WRITTEN PROBLEM —
Find every line in the records below that holds the word "screenshot", and copy it out.

━━ SUPPLIED INFORMATION ━━

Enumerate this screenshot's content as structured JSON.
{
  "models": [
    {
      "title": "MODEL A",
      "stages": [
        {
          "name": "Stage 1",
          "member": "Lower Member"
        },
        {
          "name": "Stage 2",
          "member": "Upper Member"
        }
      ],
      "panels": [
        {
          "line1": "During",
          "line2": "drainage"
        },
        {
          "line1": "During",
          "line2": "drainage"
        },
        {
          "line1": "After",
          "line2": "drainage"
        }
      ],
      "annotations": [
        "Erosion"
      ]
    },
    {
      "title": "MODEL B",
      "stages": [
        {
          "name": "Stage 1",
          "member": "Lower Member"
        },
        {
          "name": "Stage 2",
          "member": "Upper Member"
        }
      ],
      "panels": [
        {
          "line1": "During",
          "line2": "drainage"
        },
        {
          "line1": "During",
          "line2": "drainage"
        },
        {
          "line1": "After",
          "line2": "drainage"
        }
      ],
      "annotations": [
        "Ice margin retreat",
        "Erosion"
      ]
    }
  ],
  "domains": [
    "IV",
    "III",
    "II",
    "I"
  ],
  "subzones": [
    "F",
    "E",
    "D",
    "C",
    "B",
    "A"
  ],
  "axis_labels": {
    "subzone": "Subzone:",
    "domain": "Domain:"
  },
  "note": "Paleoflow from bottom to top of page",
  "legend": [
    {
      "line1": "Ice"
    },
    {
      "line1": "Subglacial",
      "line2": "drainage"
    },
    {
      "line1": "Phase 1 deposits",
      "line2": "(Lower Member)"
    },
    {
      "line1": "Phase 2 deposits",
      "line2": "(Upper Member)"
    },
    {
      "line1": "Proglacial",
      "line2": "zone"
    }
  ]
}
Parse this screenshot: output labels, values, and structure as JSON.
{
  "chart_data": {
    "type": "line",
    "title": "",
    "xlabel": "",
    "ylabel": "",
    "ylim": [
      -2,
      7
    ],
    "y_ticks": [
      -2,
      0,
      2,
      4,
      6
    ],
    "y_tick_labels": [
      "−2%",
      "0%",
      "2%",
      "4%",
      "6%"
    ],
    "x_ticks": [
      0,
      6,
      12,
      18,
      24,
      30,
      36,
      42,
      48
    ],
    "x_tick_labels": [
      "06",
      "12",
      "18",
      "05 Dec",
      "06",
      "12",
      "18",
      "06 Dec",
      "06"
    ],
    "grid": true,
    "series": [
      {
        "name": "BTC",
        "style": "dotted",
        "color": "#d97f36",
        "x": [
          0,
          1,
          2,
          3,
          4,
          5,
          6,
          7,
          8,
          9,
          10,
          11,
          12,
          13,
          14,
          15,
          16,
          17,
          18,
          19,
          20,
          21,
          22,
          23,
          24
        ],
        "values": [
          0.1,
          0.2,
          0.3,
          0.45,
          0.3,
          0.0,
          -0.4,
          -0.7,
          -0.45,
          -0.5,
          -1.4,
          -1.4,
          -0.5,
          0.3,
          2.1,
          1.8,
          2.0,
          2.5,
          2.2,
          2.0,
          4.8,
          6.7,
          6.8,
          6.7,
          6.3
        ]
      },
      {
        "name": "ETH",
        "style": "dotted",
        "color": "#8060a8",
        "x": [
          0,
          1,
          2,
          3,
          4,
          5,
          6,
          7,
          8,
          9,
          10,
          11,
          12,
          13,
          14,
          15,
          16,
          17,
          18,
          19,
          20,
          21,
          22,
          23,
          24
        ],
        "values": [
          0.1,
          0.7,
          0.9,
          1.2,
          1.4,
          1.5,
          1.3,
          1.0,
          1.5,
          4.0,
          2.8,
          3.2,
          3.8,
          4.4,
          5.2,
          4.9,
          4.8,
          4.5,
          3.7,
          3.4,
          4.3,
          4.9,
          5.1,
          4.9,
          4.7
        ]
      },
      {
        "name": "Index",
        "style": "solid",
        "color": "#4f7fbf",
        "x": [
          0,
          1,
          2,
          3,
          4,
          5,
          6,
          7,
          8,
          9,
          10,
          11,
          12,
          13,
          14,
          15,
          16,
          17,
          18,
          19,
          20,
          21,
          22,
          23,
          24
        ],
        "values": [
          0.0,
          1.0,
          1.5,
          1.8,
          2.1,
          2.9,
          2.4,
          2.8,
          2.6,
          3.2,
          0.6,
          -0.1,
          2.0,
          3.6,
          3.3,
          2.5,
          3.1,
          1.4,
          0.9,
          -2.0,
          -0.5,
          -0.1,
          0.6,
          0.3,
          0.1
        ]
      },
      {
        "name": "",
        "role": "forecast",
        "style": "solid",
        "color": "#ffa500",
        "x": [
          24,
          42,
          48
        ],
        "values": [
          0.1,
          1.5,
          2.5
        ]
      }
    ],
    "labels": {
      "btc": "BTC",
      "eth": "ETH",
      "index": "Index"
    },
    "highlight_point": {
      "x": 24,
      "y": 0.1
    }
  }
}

━━━

SOLUTION BELOW —
Enumerate this screenshot's content as structured JSON.
Parse this screenshot: output labels, values, and structure as JSON.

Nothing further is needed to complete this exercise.